* [SELECTED EXTRACT]:
○ ○ ○ ○
Where would I find information on the fastest computers in the world?
Here is a http://www.top500.org/lists/2006/06" [Broken]
can u convert 280.6 TFlop/s to a more managable unit?
also, how fast is one megaflop
Well I do not understand your question.
A flop is one floating point operation (an operation on a non-integer).
How fast is a Teraflop?
Can someone convert 280.6 TFlop/s to more managable units?
also, how fast is a megaflop?
What exactly is a cluster?
How fast are the fastest clusters, and does anyone know how fast the cluster(s) is/are at the University of Richmond?
how many flops/s can any ordinary pc run? and how would i compare that to the fastest (280.6 TFlop/s)
woops. not how fast, but how many flops are in a megaflop, or a teraflop?
Mega and tera are both greek words.
Mega stands for 1 000 000
Tera stands for 1 000 000 000 000
prefix mega means 10^6 over the basic unit.
prefix giga means 10^9 over the basic unit.
prefix terra means 10^12 ............
so there are 1.000.000.000.000 flops in a terra flop
1.000.000.000 flops in a giga flop and so on....
These prefixes can be applied to any unit, not just to flops(i.e. MegaByte but here is a kinda different story because the basic units are in bynary not decimal.)
A megaflop is a measure of a computer's speed and can be expressed as:
A million floating point operations per second
10 to the 6th power floating-point operations per second
2 to the 20th power FLOPS
megaFLOPS (MFLOPS) is equal to one million floating-point operations per second, and a gigaFLOPS (GFLOPS) is equal to one billion floating-point operations per second. A teraFLOPS (TFLOPS) is equal to one trillion floating-point operations per second.
○ ○ ○ ○
* [THE TASKS]:
a) Using the forum thread about flops, decide whether each statement agrees with it. (i) Tera stands for 1 000 000 000 000. (ii) A flop is an operation on an integer. (iii) A gigaFLOPS is one billion floating-point operations per second. For each, answer yes or no and quote the words from the thread that settle it.
b) In the records, update the part that opens with the line containing "wire top segment Vin" and closes with the line containing "wire top segment V2" by changing "wire" to "trace" and leaving everything else the same. Give back only those lines.

Image element box records:
○ ○ ○ ○
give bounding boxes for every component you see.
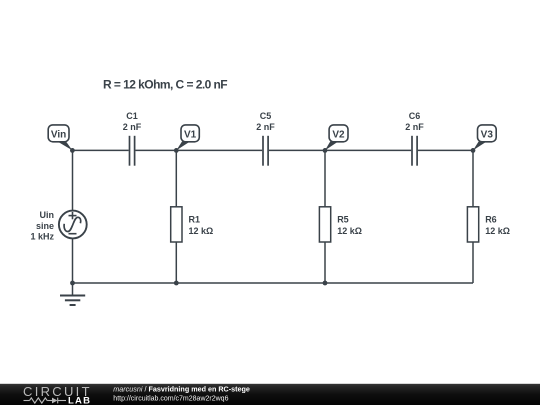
wire top segment Vin to C1 bbox=[73, 149, 129, 151]
svg-text:R1: R1 bbox=[189, 215, 201, 225]
node dot V3 bbox=[471, 148, 476, 153]
svg-text:http://circuitlab.com/c7m28aw2: http://circuitlab.com/c7m28aw2r2wq6 bbox=[113, 396, 228, 403]
node dot V2 bbox=[323, 148, 328, 153]
svg-text:2 nF: 2 nF bbox=[405, 122, 424, 132]
svg-text:12 kΩ: 12 kΩ bbox=[189, 226, 214, 236]
wire top segment C6 to V3 bbox=[418, 149, 473, 151]
junction dot ground rail at source bbox=[70, 281, 75, 286]
capacitor C1 bbox=[123, 111, 142, 166]
ground bbox=[60, 283, 85, 305]
node V1 label bbox=[176, 125, 199, 150]
svg-text:R5: R5 bbox=[337, 215, 349, 225]
wire Vin node down to source bbox=[72, 150, 74, 210]
svg-text:R = 12 kOhm, C = 2.0 nF: R = 12 kOhm, C = 2.0 nF bbox=[103, 78, 227, 92]
footer logo resistor-diode glyph bbox=[24, 398, 67, 404]
svg-text:marcusni / Fasvridning med en: marcusni / Fasvridning med en RC-stege bbox=[113, 384, 250, 393]
wire V1 node down to R1 bbox=[175, 150, 177, 206]
wire R5 bottom to bottom rail bbox=[324, 242, 326, 283]
wire top segment V2 to C6 bbox=[325, 149, 411, 151]
svg-text:V2: V2 bbox=[332, 130, 345, 141]
svg-text:V1: V1 bbox=[184, 130, 197, 141]
voltage source V_Uin sine bbox=[30, 210, 86, 241]
junction dot ground rail at R1 bbox=[174, 281, 179, 286]
junction dot ground rail at R5 bbox=[323, 281, 328, 286]
svg-text:LAB: LAB bbox=[68, 395, 91, 405]
wire top segment C1 to V1 bbox=[135, 149, 176, 151]
svg-text:2 nF: 2 nF bbox=[256, 122, 275, 132]
node dot Vin bbox=[70, 148, 75, 153]
svg-text:C5: C5 bbox=[260, 111, 272, 121]
svg-text:C6: C6 bbox=[409, 111, 421, 121]
wire source bottom to ground junction bbox=[72, 239, 74, 283]
footer bar bbox=[0, 384, 540, 405]
node dot V1 bbox=[174, 148, 179, 153]
svg-text:2 nF: 2 nF bbox=[123, 122, 142, 132]
wire top segment V1 to C5 bbox=[176, 149, 262, 151]
node Vin label bbox=[48, 125, 72, 150]
capacitor C6 bbox=[405, 111, 424, 166]
wire V3 node down to R6 bbox=[472, 150, 474, 206]
svg-text:12 kΩ: 12 kΩ bbox=[485, 226, 510, 236]
svg-text:Uin: Uin bbox=[40, 210, 55, 220]
resistor R1 bbox=[171, 207, 214, 242]
svg-text:V3: V3 bbox=[481, 130, 494, 141]
wire bottom rail bbox=[73, 282, 474, 284]
svg-text:1 kHz: 1 kHz bbox=[30, 232, 54, 242]
wire top segment C5 to V2 bbox=[269, 149, 325, 151]
svg-text:12 kΩ: 12 kΩ bbox=[337, 226, 362, 236]
wire V2 node down to R5 bbox=[324, 150, 326, 206]
capacitor C5 bbox=[256, 111, 275, 166]
node V3 label bbox=[473, 125, 496, 150]
svg-text:R6: R6 bbox=[485, 215, 497, 225]
resistor R5 bbox=[319, 207, 362, 242]
wire R6 bottom to bottom rail bbox=[472, 242, 474, 283]
svg-text:Vin: Vin bbox=[51, 130, 66, 141]
svg-text:C1: C1 bbox=[126, 111, 138, 121]
svg-text:sine: sine bbox=[36, 221, 54, 231]
resistor R6 bbox=[467, 207, 510, 242]
node V2 label bbox=[325, 125, 348, 150]
wire R1 bottom to bottom rail bbox=[175, 242, 177, 283]
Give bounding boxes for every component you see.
○ ○ ○ ○
* [SOLUTIONS TO EACH TASK]:
a)
(i) Yes: "Tera stands for 1 000 000 000 000"
(ii) No: "A flop is one floating point operation (an operation on a non-integer)."
(iii) Yes: "a gigaFLOPS (GFLOPS) is equal to one billion floating-point operations per second"

b)
trace top segment Vin to C1 bbox=[73, 149, 129, 151]
svg-text:R1: R1 bbox=[189, 215, 201, 225]
node dot V3 bbox=[471, 148, 476, 153]
svg-text:http://circuitlab.com/c7m28aw2: http://circuitlab.com/c7m28aw2r2wq6 bbox=[113, 396, 228, 403]
node dot V2 bbox=[323, 148, 328, 153]
svg-text:2 nF: 2 nF bbox=[405, 122, 424, 132]
svg-text:12 kΩ: 12 kΩ bbox=[189, 226, 214, 236]
trace top segment C6 to V3 bbox=[418, 149, 473, 151]
junction dot ground rail at source bbox=[70, 281, 75, 286]
capacitor C1 bbox=[123, 111, 142, 166]
ground bbox=[60, 283, 85, 305]
node V1 label bbox=[176, 125, 199, 150]
svg-text:R5: R5 bbox=[337, 215, 349, 225]
trace Vin node down to source bbox=[72, 150, 74, 210]
svg-text:R = 12 kOhm, C = 2.0 nF: R = 12 kOhm, C = 2.0 nF bbox=[103, 78, 227, 92]
footer logo resistor-diode glyph bbox=[24, 398, 67, 404]
svg-text:marcusni / Fasvridning med en: marcusni / Fasvridning med en RC-stege bbox=[113, 384, 250, 393]
trace V1 node down to R1 bbox=[175, 150, 177, 206]
trace R5 bottom to bottom rail bbox=[324, 242, 326, 283]
trace top segment V2 to C6 bbox=[325, 149, 411, 151]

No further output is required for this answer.